[[ DATA FOR REVIEW, beginning ]]
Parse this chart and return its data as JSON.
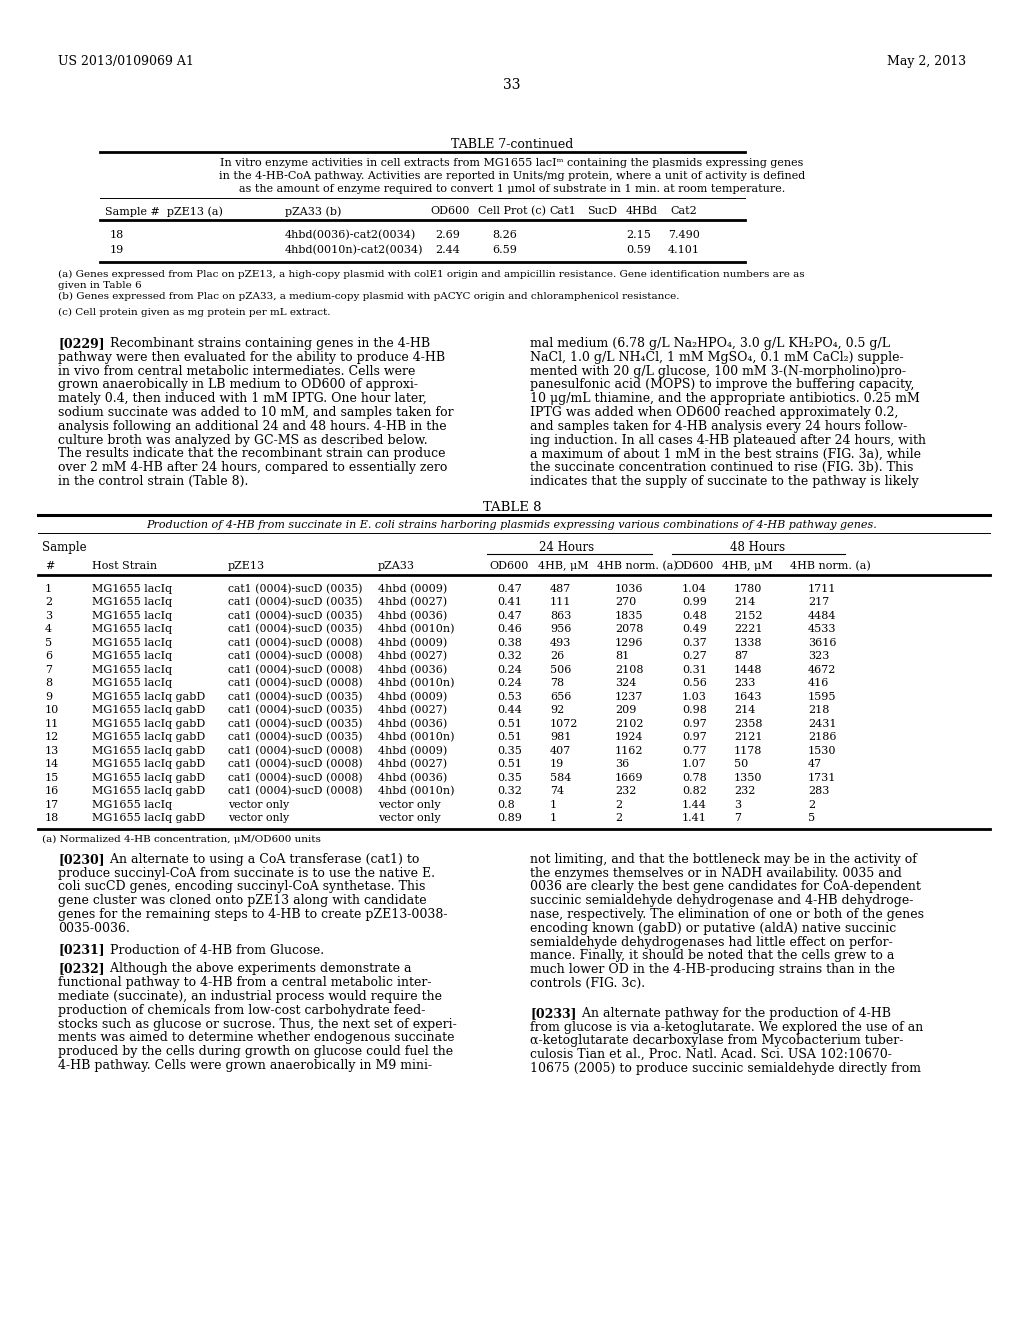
{
  "page_header_left": "US 2013/0109069 A1",
  "page_header_right": "May 2, 2013",
  "page_number": "33",
  "bg_color": "#ffffff",
  "table7_title": "TABLE 7-continued",
  "table7_caption_lines": [
    "In vitro enzyme activities in cell extracts from MG1655 lacIᵐ containing the plasmids expressing genes",
    "in the 4-HB-CoA pathway. Activities are reported in Units/mg protein, where a unit of activity is defined",
    "as the amount of enzyme required to convert 1 μmol of substrate in 1 min. at room temperature."
  ],
  "table7_headers": [
    "Sample #  pZE13 (a)",
    "pZA33 (b)",
    "OD600",
    "Cell Prot (c)",
    "Cat1",
    "SucD",
    "4HBd",
    "Cat2"
  ],
  "table7_rows": [
    [
      "18",
      "4hbd(0036)-cat2(0034)",
      "2.69",
      "8.26",
      "",
      "",
      "2.15",
      "7.490"
    ],
    [
      "19",
      "4hbd(0010n)-cat2(0034)",
      "2.44",
      "6.59",
      "",
      "",
      "0.59",
      "4.101"
    ]
  ],
  "table7_footnotes": [
    "(a) Genes expressed from Plac on pZE13, a high-copy plasmid with colE1 origin and ampicillin resistance. Gene identification numbers are as",
    "given in Table 6",
    "(b) Genes expressed from Plac on pZA33, a medium-copy plasmid with pACYC origin and chloramphenicol resistance.",
    "",
    "(c) Cell protein given as mg protein per mL extract."
  ],
  "para_0229_left_lines": [
    "[0229]   Recombinant strains containing genes in the 4-HB",
    "pathway were then evaluated for the ability to produce 4-HB",
    "in vivo from central metabolic intermediates. Cells were",
    "grown anaerobically in LB medium to OD600 of approxi-",
    "mately 0.4, then induced with 1 mM IPTG. One hour later,",
    "sodium succinate was added to 10 mM, and samples taken for",
    "analysis following an additional 24 and 48 hours. 4-HB in the",
    "culture broth was analyzed by GC-MS as described below.",
    "The results indicate that the recombinant strain can produce",
    "over 2 mM 4-HB after 24 hours, compared to essentially zero",
    "in the control strain (Table 8)."
  ],
  "para_0229_right_lines": [
    "mal medium (6.78 g/L Na₂HPO₄, 3.0 g/L KH₂PO₄, 0.5 g/L",
    "NaCl, 1.0 g/L NH₄Cl, 1 mM MgSO₄, 0.1 mM CaCl₂) supple-",
    "mented with 20 g/L glucose, 100 mM 3-(N-morpholino)pro-",
    "panesulfonic acid (MOPS) to improve the buffering capacity,",
    "10 μg/mL thiamine, and the appropriate antibiotics. 0.25 mM",
    "IPTG was added when OD600 reached approximately 0.2,",
    "and samples taken for 4-HB analysis every 24 hours follow-",
    "ing induction. In all cases 4-HB plateaued after 24 hours, with",
    "a maximum of about 1 mM in the best strains (FIG. 3a), while",
    "the succinate concentration continued to rise (FIG. 3b). This",
    "indicates that the supply of succinate to the pathway is likely"
  ],
  "table8_title": "TABLE 8",
  "table8_caption": "Production of 4-HB from succinate in E. coli strains harboring plasmids expressing various combinations of 4-HB pathway genes.",
  "table8_rows": [
    [
      "1",
      "MG1655 lacIq",
      "cat1 (0004)-sucD (0035)",
      "4hbd (0009)",
      "0.47",
      "487",
      "1036",
      "1.04",
      "1780",
      "1711"
    ],
    [
      "2",
      "MG1655 lacIq",
      "cat1 (0004)-sucD (0035)",
      "4hbd (0027)",
      "0.41",
      "111",
      "270",
      "0.99",
      "214",
      "217"
    ],
    [
      "3",
      "MG1655 lacIq",
      "cat1 (0004)-sucD (0035)",
      "4hbd (0036)",
      "0.47",
      "863",
      "1835",
      "0.48",
      "2152",
      "4484"
    ],
    [
      "4",
      "MG1655 lacIq",
      "cat1 (0004)-sucD (0035)",
      "4hbd (0010n)",
      "0.46",
      "956",
      "2078",
      "0.49",
      "2221",
      "4533"
    ],
    [
      "5",
      "MG1655 lacIq",
      "cat1 (0004)-sucD (0008)",
      "4hbd (0009)",
      "0.38",
      "493",
      "1296",
      "0.37",
      "1338",
      "3616"
    ],
    [
      "6",
      "MG1655 lacIq",
      "cat1 (0004)-sucD (0008)",
      "4hbd (0027)",
      "0.32",
      "26",
      "81",
      "0.27",
      "87",
      "323"
    ],
    [
      "7",
      "MG1655 lacIq",
      "cat1 (0004)-sucD (0008)",
      "4hbd (0036)",
      "0.24",
      "506",
      "2108",
      "0.31",
      "1448",
      "4672"
    ],
    [
      "8",
      "MG1655 lacIq",
      "cat1 (0004)-sucD (0008)",
      "4hbd (0010n)",
      "0.24",
      "78",
      "324",
      "0.56",
      "233",
      "416"
    ],
    [
      "9",
      "MG1655 lacIq gabD",
      "cat1 (0004)-sucD (0035)",
      "4hbd (0009)",
      "0.53",
      "656",
      "1237",
      "1.03",
      "1643",
      "1595"
    ],
    [
      "10",
      "MG1655 lacIq gabD",
      "cat1 (0004)-sucD (0035)",
      "4hbd (0027)",
      "0.44",
      "92",
      "209",
      "0.98",
      "214",
      "218"
    ],
    [
      "11",
      "MG1655 lacIq gabD",
      "cat1 (0004)-sucD (0035)",
      "4hbd (0036)",
      "0.51",
      "1072",
      "2102",
      "0.97",
      "2358",
      "2431"
    ],
    [
      "12",
      "MG1655 lacIq gabD",
      "cat1 (0004)-sucD (0035)",
      "4hbd (0010n)",
      "0.51",
      "981",
      "1924",
      "0.97",
      "2121",
      "2186"
    ],
    [
      "13",
      "MG1655 lacIq gabD",
      "cat1 (0004)-sucD (0008)",
      "4hbd (0009)",
      "0.35",
      "407",
      "1162",
      "0.77",
      "1178",
      "1530"
    ],
    [
      "14",
      "MG1655 lacIq gabD",
      "cat1 (0004)-sucD (0008)",
      "4hbd (0027)",
      "0.51",
      "19",
      "36",
      "1.07",
      "50",
      "47"
    ],
    [
      "15",
      "MG1655 lacIq gabD",
      "cat1 (0004)-sucD (0008)",
      "4hbd (0036)",
      "0.35",
      "584",
      "1669",
      "0.78",
      "1350",
      "1731"
    ],
    [
      "16",
      "MG1655 lacIq gabD",
      "cat1 (0004)-sucD (0008)",
      "4hbd (0010n)",
      "0.32",
      "74",
      "232",
      "0.82",
      "232",
      "283"
    ],
    [
      "17",
      "MG1655 lacIq",
      "vector only",
      "vector only",
      "0.8",
      "1",
      "2",
      "1.44",
      "3",
      "2"
    ],
    [
      "18",
      "MG1655 lacIq gabD",
      "vector only",
      "vector only",
      "0.89",
      "1",
      "2",
      "1.41",
      "7",
      "5"
    ]
  ],
  "table8_footnote": "(a) Normalized 4-HB concentration, μM/OD600 units",
  "para_0230_left_lines": [
    "[0230]   An alternate to using a CoA transferase (cat1) to",
    "produce succinyl-CoA from succinate is to use the native E.",
    "coli sucCD genes, encoding succinyl-CoA synthetase. This",
    "gene cluster was cloned onto pZE13 along with candidate",
    "genes for the remaining steps to 4-HB to create pZE13-0038-",
    "0035-0036."
  ],
  "para_0231_left_lines": [
    "[0231]   Production of 4-HB from Glucose."
  ],
  "para_0232_left_lines": [
    "[0232]   Although the above experiments demonstrate a",
    "functional pathway to 4-HB from a central metabolic inter-",
    "mediate (succinate), an industrial process would require the",
    "production of chemicals from low-cost carbohydrate feed-",
    "stocks such as glucose or sucrose. Thus, the next set of experi-",
    "ments was aimed to determine whether endogenous succinate",
    "produced by the cells during growth on glucose could fuel the",
    "4-HB pathway. Cells were grown anaerobically in M9 mini-"
  ],
  "para_0230_right_lines": [
    "not limiting, and that the bottleneck may be in the activity of",
    "the enzymes themselves or in NADH availability. 0035 and",
    "0036 are clearly the best gene candidates for CoA-dependent",
    "succinic semialdehyde dehydrogenase and 4-HB dehydroge-",
    "nase, respectively. The elimination of one or both of the genes",
    "encoding known (gabD) or putative (aldA) native succinic",
    "semialdehyde dehydrogenases had little effect on perfor-",
    "mance. Finally, it should be noted that the cells grew to a",
    "much lower OD in the 4-HB-producing strains than in the",
    "controls (FIG. 3c)."
  ],
  "para_0233_right_lines": [
    "[0233]   An alternate pathway for the production of 4-HB",
    "from glucose is via a-ketoglutarate. We explored the use of an",
    "α-ketoglutarate decarboxylase from Mycobacterium tuber-",
    "culosis Tian et al., Proc. Natl. Acad. Sci. USA 102:10670-",
    "10675 (2005) to produce succinic semialdehyde directly from"
  ]
}
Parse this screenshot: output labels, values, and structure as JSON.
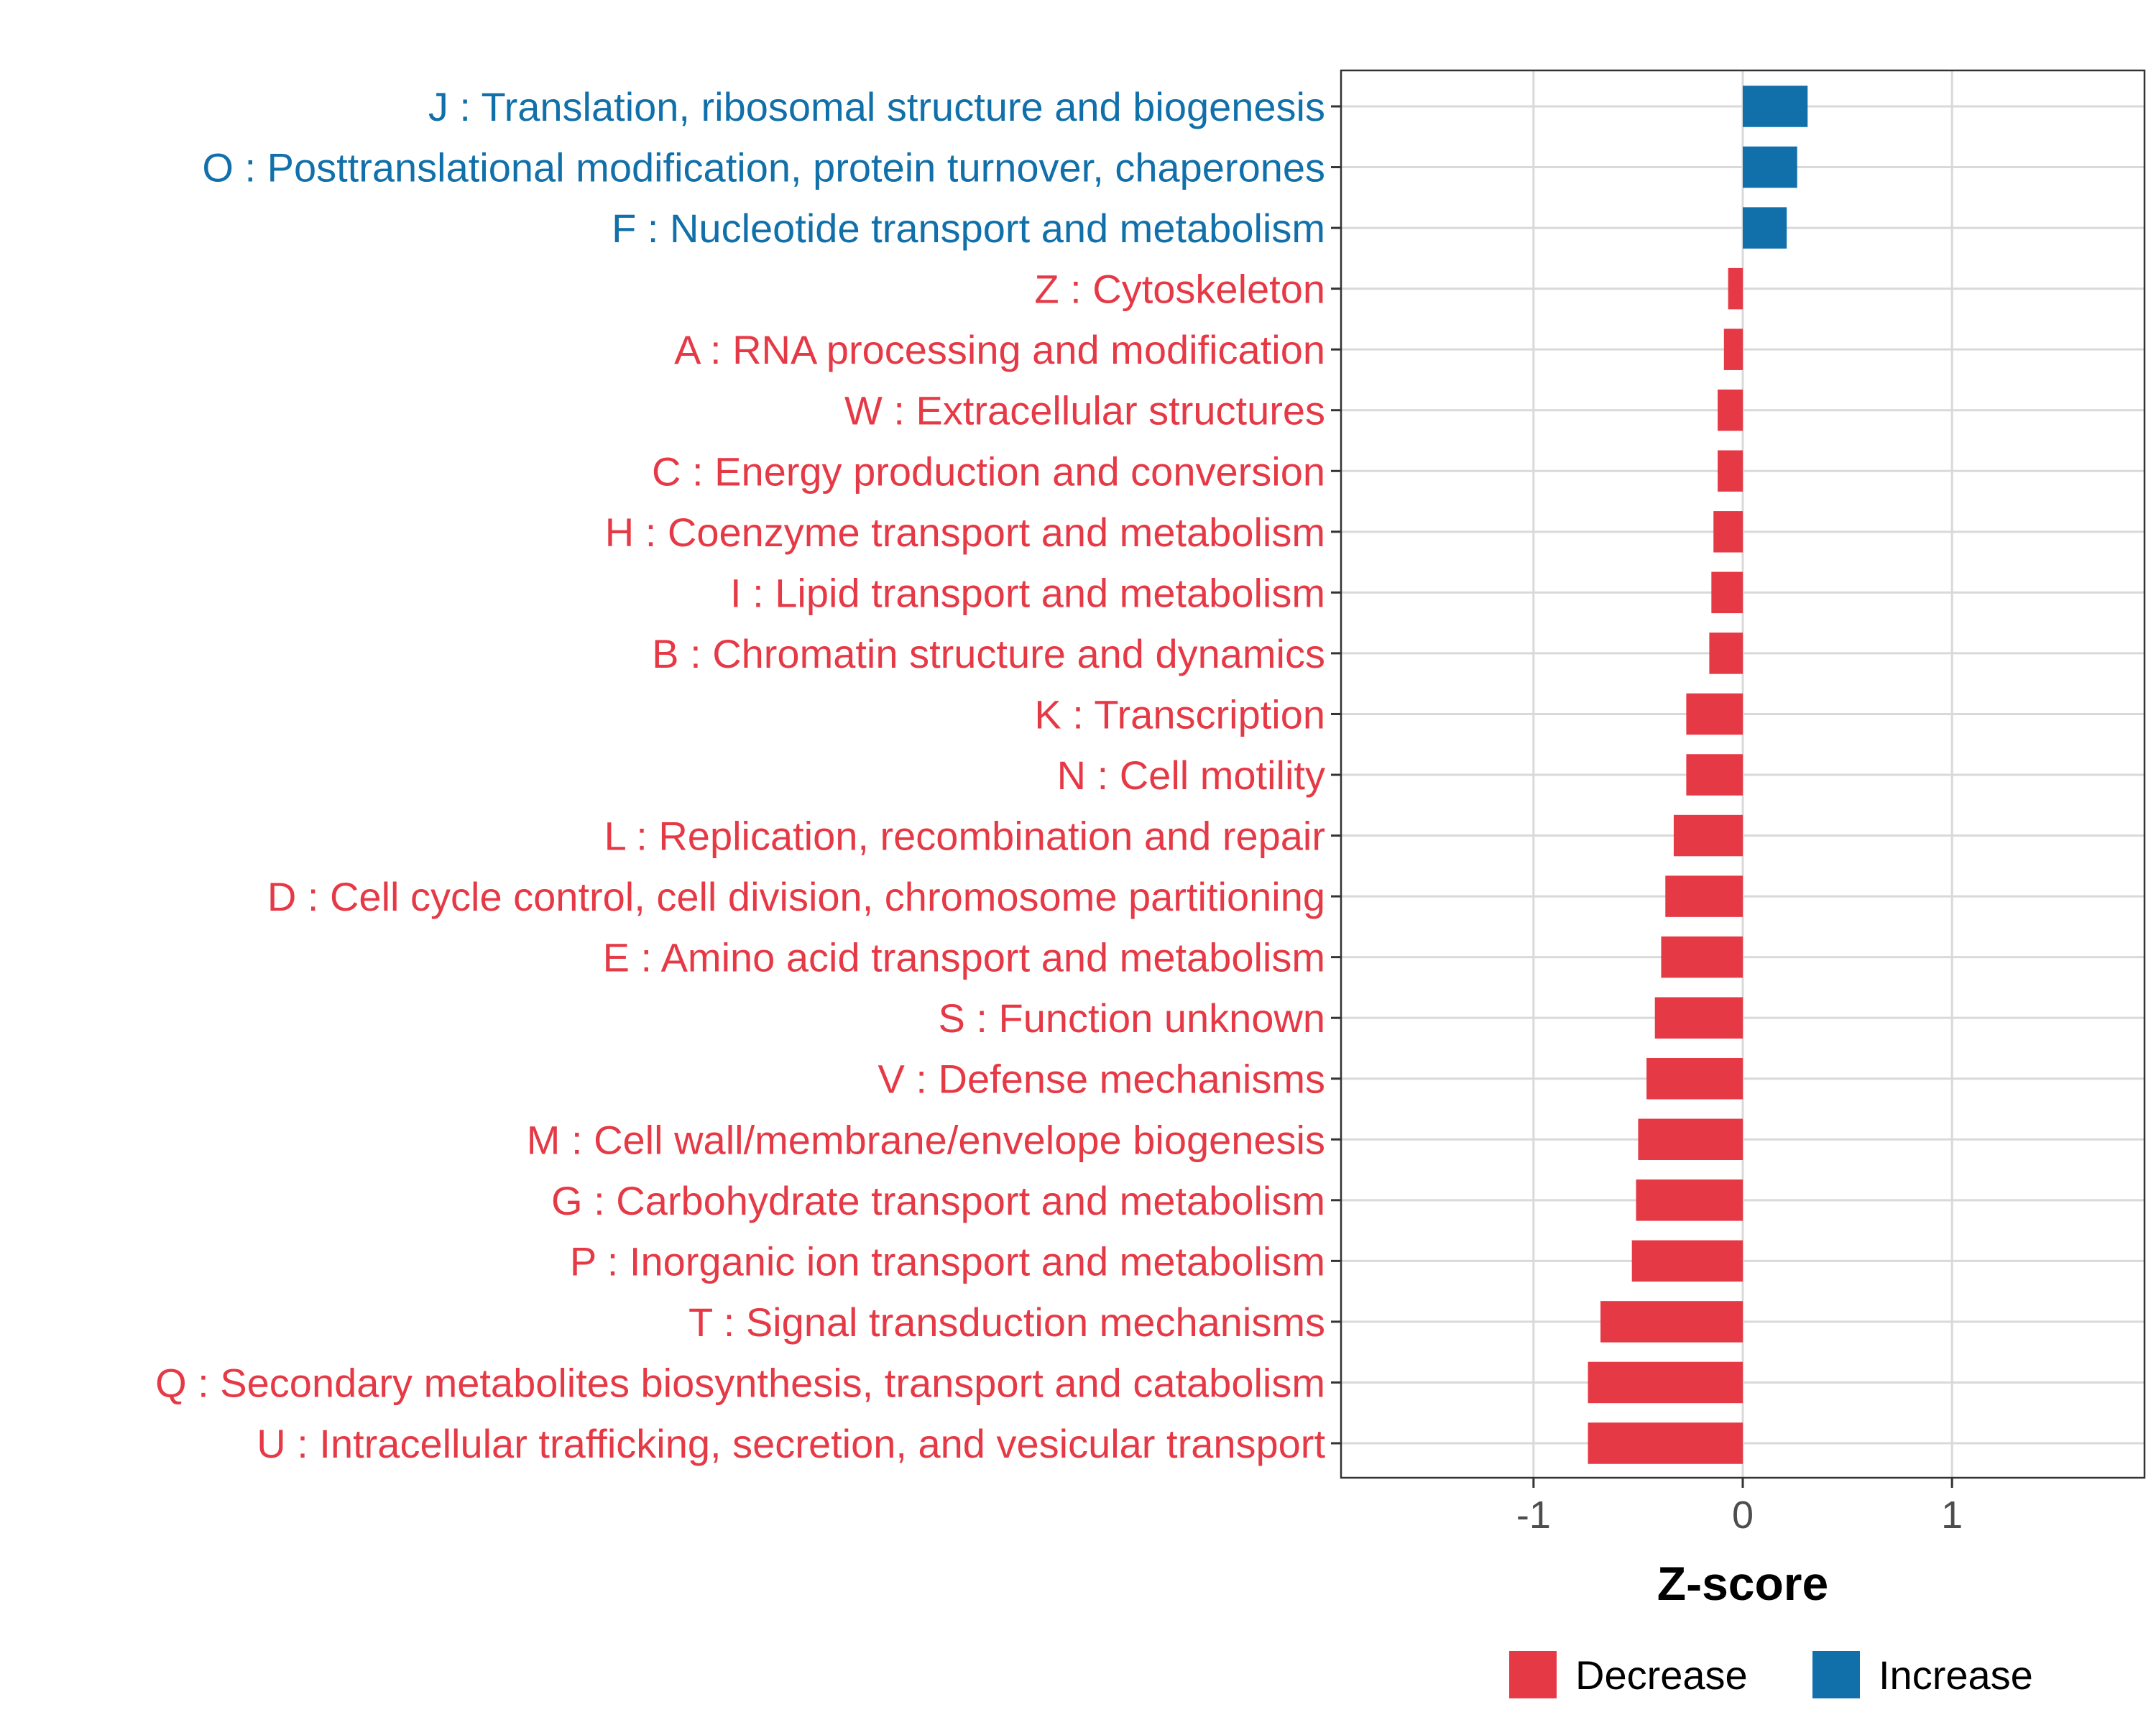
{
  "chart_data": {
    "type": "bar",
    "orientation": "horizontal",
    "title": "",
    "xlabel": "Z-score",
    "ylabel": "",
    "xlim": [
      -1.92,
      1.92
    ],
    "xticks": [
      -1,
      0,
      1
    ],
    "xtick_labels": [
      "-1",
      "0",
      "1"
    ],
    "grid": true,
    "legend_position": "bottom",
    "colors": {
      "Decrease": "#e63946",
      "Increase": "#1170aa"
    },
    "legend": [
      {
        "label": "Decrease",
        "color": "#e63946"
      },
      {
        "label": "Increase",
        "color": "#1170aa"
      }
    ],
    "categories": [
      "J : Translation, ribosomal structure and biogenesis",
      "O : Posttranslational modification, protein turnover, chaperones",
      "F : Nucleotide transport and metabolism",
      "Z : Cytoskeleton",
      "A : RNA processing and modification",
      "W : Extracellular structures",
      "C : Energy production and conversion",
      "H : Coenzyme transport and metabolism",
      "I : Lipid transport and metabolism",
      "B : Chromatin structure and dynamics",
      "K : Transcription",
      "N : Cell motility",
      "L : Replication, recombination and repair",
      "D : Cell cycle control, cell division, chromosome partitioning",
      "E : Amino acid transport and metabolism",
      "S : Function unknown",
      "V : Defense mechanisms",
      "M : Cell wall/membrane/envelope biogenesis",
      "G : Carbohydrate transport and metabolism",
      "P : Inorganic ion transport and metabolism",
      "T : Signal transduction mechanisms",
      "Q : Secondary metabolites biosynthesis, transport and catabolism",
      "U : Intracellular trafficking, secretion, and vesicular transport"
    ],
    "values": [
      0.31,
      0.26,
      0.21,
      -0.07,
      -0.09,
      -0.12,
      -0.12,
      -0.14,
      -0.15,
      -0.16,
      -0.27,
      -0.27,
      -0.33,
      -0.37,
      -0.39,
      -0.42,
      -0.46,
      -0.5,
      -0.51,
      -0.53,
      -0.68,
      -0.74,
      -0.74
    ],
    "groups": [
      "Increase",
      "Increase",
      "Increase",
      "Decrease",
      "Decrease",
      "Decrease",
      "Decrease",
      "Decrease",
      "Decrease",
      "Decrease",
      "Decrease",
      "Decrease",
      "Decrease",
      "Decrease",
      "Decrease",
      "Decrease",
      "Decrease",
      "Decrease",
      "Decrease",
      "Decrease",
      "Decrease",
      "Decrease",
      "Decrease"
    ]
  }
}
[[ DATA FOR REVIEW, end ]]
* [EXERCISE OBJECTIVE] Copy out each line of the records above that includes "anaerobically".

* [ANSWER FOR THE TASK]
    "grown anaerobically in LB medium to OD600 of approxi-",
    "4-HB pathway. Cells were grown anaerobically in M9 mini-"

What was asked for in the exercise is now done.